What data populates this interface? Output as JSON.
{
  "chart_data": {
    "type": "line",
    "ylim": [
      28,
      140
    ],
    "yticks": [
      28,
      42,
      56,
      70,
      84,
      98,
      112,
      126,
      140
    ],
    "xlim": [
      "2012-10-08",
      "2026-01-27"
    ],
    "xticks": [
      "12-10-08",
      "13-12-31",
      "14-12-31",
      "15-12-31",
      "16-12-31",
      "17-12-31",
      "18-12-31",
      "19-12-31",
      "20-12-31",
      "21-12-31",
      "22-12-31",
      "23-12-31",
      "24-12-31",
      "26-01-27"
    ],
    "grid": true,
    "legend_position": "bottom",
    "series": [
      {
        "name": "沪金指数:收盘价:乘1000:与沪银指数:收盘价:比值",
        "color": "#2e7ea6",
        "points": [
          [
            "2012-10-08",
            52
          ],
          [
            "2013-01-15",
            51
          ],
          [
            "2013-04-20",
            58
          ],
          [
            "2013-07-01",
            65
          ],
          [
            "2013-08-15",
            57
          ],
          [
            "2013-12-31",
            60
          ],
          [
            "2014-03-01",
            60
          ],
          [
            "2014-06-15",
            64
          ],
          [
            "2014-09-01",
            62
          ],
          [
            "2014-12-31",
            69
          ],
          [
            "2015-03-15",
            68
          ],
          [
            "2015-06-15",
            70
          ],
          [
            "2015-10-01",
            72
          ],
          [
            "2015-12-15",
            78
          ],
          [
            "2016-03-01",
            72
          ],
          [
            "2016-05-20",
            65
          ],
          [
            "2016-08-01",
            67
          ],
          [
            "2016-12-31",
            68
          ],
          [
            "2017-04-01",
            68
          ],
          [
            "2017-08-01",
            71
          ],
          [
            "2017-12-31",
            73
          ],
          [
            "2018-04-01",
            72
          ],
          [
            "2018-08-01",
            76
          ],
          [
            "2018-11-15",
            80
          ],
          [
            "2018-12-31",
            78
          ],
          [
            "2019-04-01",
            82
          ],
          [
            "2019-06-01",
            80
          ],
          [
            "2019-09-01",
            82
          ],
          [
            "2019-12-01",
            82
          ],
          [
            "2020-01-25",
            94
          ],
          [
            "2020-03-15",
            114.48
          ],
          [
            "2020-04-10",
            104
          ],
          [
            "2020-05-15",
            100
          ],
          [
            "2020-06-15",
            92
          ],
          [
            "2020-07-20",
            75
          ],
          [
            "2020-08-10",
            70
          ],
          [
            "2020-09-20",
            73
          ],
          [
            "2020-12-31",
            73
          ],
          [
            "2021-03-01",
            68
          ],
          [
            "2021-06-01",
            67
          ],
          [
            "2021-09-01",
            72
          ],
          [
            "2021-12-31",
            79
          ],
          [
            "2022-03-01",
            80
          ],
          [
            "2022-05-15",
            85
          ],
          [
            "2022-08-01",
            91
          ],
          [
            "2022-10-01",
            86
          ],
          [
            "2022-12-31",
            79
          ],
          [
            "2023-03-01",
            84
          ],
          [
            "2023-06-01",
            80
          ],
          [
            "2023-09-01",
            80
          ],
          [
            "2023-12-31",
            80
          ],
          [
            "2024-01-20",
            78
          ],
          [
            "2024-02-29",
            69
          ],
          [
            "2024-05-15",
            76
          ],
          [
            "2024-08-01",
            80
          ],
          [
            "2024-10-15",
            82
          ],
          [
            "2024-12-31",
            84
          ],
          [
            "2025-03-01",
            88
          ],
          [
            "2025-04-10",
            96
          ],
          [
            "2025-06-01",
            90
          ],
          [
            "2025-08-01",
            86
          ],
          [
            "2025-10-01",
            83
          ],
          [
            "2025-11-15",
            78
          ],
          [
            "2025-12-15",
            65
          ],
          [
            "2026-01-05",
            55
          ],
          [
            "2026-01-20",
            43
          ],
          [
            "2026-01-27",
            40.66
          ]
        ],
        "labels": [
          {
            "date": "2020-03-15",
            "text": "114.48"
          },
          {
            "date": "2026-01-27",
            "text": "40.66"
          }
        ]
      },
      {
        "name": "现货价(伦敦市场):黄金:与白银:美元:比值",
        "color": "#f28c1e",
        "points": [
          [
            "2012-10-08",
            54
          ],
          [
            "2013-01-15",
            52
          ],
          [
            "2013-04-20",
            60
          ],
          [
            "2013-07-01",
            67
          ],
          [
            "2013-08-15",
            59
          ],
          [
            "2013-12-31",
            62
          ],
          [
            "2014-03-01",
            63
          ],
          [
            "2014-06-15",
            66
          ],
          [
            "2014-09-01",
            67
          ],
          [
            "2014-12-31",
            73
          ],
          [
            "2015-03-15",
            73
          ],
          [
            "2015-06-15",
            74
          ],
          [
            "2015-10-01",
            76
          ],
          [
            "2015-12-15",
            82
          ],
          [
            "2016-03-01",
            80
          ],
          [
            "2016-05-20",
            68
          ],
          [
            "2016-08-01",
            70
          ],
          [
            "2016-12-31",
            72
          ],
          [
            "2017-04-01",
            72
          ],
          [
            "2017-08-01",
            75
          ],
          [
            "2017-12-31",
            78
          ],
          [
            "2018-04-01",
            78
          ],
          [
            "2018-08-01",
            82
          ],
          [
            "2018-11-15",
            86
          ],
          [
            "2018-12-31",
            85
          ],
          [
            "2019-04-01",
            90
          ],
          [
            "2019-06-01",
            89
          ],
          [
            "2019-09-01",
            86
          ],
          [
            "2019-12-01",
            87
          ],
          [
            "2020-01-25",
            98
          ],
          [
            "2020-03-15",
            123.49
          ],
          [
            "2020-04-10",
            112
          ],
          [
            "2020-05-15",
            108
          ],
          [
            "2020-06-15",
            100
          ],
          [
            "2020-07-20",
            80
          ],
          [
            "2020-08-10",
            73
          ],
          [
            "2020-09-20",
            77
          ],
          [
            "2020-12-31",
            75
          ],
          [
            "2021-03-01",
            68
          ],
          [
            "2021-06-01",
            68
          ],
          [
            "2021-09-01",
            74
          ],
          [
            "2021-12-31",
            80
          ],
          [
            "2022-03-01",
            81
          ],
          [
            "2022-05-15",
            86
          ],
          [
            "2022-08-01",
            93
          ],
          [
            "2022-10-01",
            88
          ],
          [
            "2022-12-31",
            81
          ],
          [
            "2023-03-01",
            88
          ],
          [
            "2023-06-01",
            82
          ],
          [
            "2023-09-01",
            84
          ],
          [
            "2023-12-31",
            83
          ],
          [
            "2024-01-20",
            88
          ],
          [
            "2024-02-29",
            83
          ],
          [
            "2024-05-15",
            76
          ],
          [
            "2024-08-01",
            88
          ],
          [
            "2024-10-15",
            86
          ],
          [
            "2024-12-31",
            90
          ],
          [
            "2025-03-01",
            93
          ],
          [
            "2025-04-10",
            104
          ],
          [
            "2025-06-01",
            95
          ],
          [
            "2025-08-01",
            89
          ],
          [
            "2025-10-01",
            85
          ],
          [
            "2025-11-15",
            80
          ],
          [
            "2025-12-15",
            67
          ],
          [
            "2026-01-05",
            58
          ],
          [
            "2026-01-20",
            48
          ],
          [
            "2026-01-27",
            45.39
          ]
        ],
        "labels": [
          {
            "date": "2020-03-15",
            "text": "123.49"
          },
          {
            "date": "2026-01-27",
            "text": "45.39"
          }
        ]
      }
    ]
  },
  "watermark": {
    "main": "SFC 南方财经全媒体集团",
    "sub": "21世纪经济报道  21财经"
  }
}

■ Short problem
Recopy the whole listing exactly.

■ Response
What data populates this interface? Output as JSON.
{
  "chart_data": {
    "type": "line",
    "ylim": [
      28,
      140
    ],
    "yticks": [
      28,
      42,
      56,
      70,
      84,
      98,
      112,
      126,
      140
    ],
    "xlim": [
      "2012-10-08",
      "2026-01-27"
    ],
    "xticks": [
      "12-10-08",
      "13-12-31",
      "14-12-31",
      "15-12-31",
      "16-12-31",
      "17-12-31",
      "18-12-31",
      "19-12-31",
      "20-12-31",
      "21-12-31",
      "22-12-31",
      "23-12-31",
      "24-12-31",
      "26-01-27"
    ],
    "grid": true,
    "legend_position": "bottom",
    "series": [
      {
        "name": "沪金指数:收盘价:乘1000:与沪银指数:收盘价:比值",
        "color": "#2e7ea6",
        "points": [
          [
            "2012-10-08",
            52
          ],
          [
            "2013-01-15",
            51
          ],
          [
            "2013-04-20",
            58
          ],
          [
            "2013-07-01",
            65
          ],
          [
            "2013-08-15",
            57
          ],
          [
            "2013-12-31",
            60
          ],
          [
            "2014-03-01",
            60
          ],
          [
            "2014-06-15",
            64
          ],
          [
            "2014-09-01",
            62
          ],
          [
            "2014-12-31",
            69
          ],
          [
            "2015-03-15",
            68
          ],
          [
            "2015-06-15",
            70
          ],
          [
            "2015-10-01",
            72
          ],
          [
            "2015-12-15",
            78
          ],
          [
            "2016-03-01",
            72
          ],
          [
            "2016-05-20",
            65
          ],
          [
            "2016-08-01",
            67
          ],
          [
            "2016-12-31",
            68
          ],
          [
            "2017-04-01",
            68
          ],
          [
            "2017-08-01",
            71
          ],
          [
            "2017-12-31",
            73
          ],
          [
            "2018-04-01",
            72
          ],
          [
            "2018-08-01",
            76
          ],
          [
            "2018-11-15",
            80
          ],
          [
            "2018-12-31",
            78
          ],
          [
            "2019-04-01",
            82
          ],
          [
            "2019-06-01",
            80
          ],
          [
            "2019-09-01",
            82
          ],
          [
            "2019-12-01",
            82
          ],
          [
            "2020-01-25",
            94
          ],
          [
            "2020-03-15",
            114.48
          ],
          [
            "2020-04-10",
            104
          ],
          [
            "2020-05-15",
            100
          ],
          [
            "2020-06-15",
            92
          ],
          [
            "2020-07-20",
            75
          ],
          [
            "2020-08-10",
            70
          ],
          [
            "2020-09-20",
            73
          ],
          [
            "2020-12-31",
            73
          ],
          [
            "2021-03-01",
            68
          ],
          [
            "2021-06-01",
            67
          ],
          [
            "2021-09-01",
            72
          ],
          [
            "2021-12-31",
            79
          ],
          [
            "2022-03-01",
            80
          ],
          [
            "2022-05-15",
            85
          ],
          [
            "2022-08-01",
            91
          ],
          [
            "2022-10-01",
            86
          ],
          [
            "2022-12-31",
            79
          ],
          [
            "2023-03-01",
            84
          ],
          [
            "2023-06-01",
            80
          ],
          [
            "2023-09-01",
            80
          ],
          [
            "2023-12-31",
            80
          ],
          [
            "2024-01-20",
            78
          ],
          [
            "2024-02-29",
            69
          ],
          [
            "2024-05-15",
            76
          ],
          [
            "2024-08-01",
            80
          ],
          [
            "2024-10-15",
            82
          ],
          [
            "2024-12-31",
            84
          ],
          [
            "2025-03-01",
            88
          ],
          [
            "2025-04-10",
            96
          ],
          [
            "2025-06-01",
            90
          ],
          [
            "2025-08-01",
            86
          ],
          [
            "2025-10-01",
            83
          ],
          [
            "2025-11-15",
            78
          ],
          [
            "2025-12-15",
            65
          ],
          [
            "2026-01-05",
            55
          ],
          [
            "2026-01-20",
            43
          ],
          [
            "2026-01-27",
            40.66
          ]
        ],
        "labels": [
          {
            "date": "2020-03-15",
            "text": "114.48"
          },
          {
            "date": "2026-01-27",
            "text": "40.66"
          }
        ]
      },
      {
        "name": "现货价(伦敦市场):黄金:与白银:美元:比值",
        "color": "#f28c1e",
        "points": [
          [
            "2012-10-08",
            54
          ],
          [
            "2013-01-15",
            52
          ],
          [
            "2013-04-20",
            60
          ],
          [
            "2013-07-01",
            67
          ],
          [
            "2013-08-15",
            59
          ],
          [
            "2013-12-31",
            62
          ],
          [
            "2014-03-01",
            63
          ],
          [
            "2014-06-15",
            66
          ],
          [
            "2014-09-01",
            67
          ],
          [
            "2014-12-31",
            73
          ],
          [
            "2015-03-15",
            73
          ],
          [
            "2015-06-15",
            74
          ],
          [
            "2015-10-01",
            76
          ],
          [
            "2015-12-15",
            82
          ],
          [
            "2016-03-01",
            80
          ],
          [
            "2016-05-20",
            68
          ],
          [
            "2016-08-01",
            70
          ],
          [
            "2016-12-31",
            72
          ],
          [
            "2017-04-01",
            72
          ],
          [
            "2017-08-01",
            75
          ],
          [
            "2017-12-31",
            78
          ],
          [
            "2018-04-01",
            78
          ],
          [
            "2018-08-01",
            82
          ],
          [
            "2018-11-15",
            86
          ],
          [
            "2018-12-31",
            85
          ],
          [
            "2019-04-01",
            90
          ],
          [
            "2019-06-01",
            89
          ],
          [
            "2019-09-01",
            86
          ],
          [
            "2019-12-01",
            87
          ],
          [
            "2020-01-25",
            98
          ],
          [
            "2020-03-15",
            123.49
          ],
          [
            "2020-04-10",
            112
          ],
          [
            "2020-05-15",
            108
          ],
          [
            "2020-06-15",
            100
          ],
          [
            "2020-07-20",
            80
          ],
          [
            "2020-08-10",
            73
          ],
          [
            "2020-09-20",
            77
          ],
          [
            "2020-12-31",
            75
          ],
          [
            "2021-03-01",
            68
          ],
          [
            "2021-06-01",
            68
          ],
          [
            "2021-09-01",
            74
          ],
          [
            "2021-12-31",
            80
          ],
          [
            "2022-03-01",
            81
          ],
          [
            "2022-05-15",
            86
          ],
          [
            "2022-08-01",
            93
          ],
          [
            "2022-10-01",
            88
          ],
          [
            "2022-12-31",
            81
          ],
          [
            "2023-03-01",
            88
          ],
          [
            "2023-06-01",
            82
          ],
          [
            "2023-09-01",
            84
          ],
          [
            "2023-12-31",
            83
          ],
          [
            "2024-01-20",
            88
          ],
          [
            "2024-02-29",
            83
          ],
          [
            "2024-05-15",
            76
          ],
          [
            "2024-08-01",
            88
          ],
          [
            "2024-10-15",
            86
          ],
          [
            "2024-12-31",
            90
          ],
          [
            "2025-03-01",
            93
          ],
          [
            "2025-04-10",
            104
          ],
          [
            "2025-06-01",
            95
          ],
          [
            "2025-08-01",
            89
          ],
          [
            "2025-10-01",
            85
          ],
          [
            "2025-11-15",
            80
          ],
          [
            "2025-12-15",
            67
          ],
          [
            "2026-01-05",
            58
          ],
          [
            "2026-01-20",
            48
          ],
          [
            "2026-01-27",
            45.39
          ]
        ],
        "labels": [
          {
            "date": "2020-03-15",
            "text": "123.49"
          },
          {
            "date": "2026-01-27",
            "text": "45.39"
          }
        ]
      }
    ]
  },
  "watermark": {
    "main": "SFC 南方财经全媒体集团",
    "sub": "21世纪经济报道  21财经"
  }
}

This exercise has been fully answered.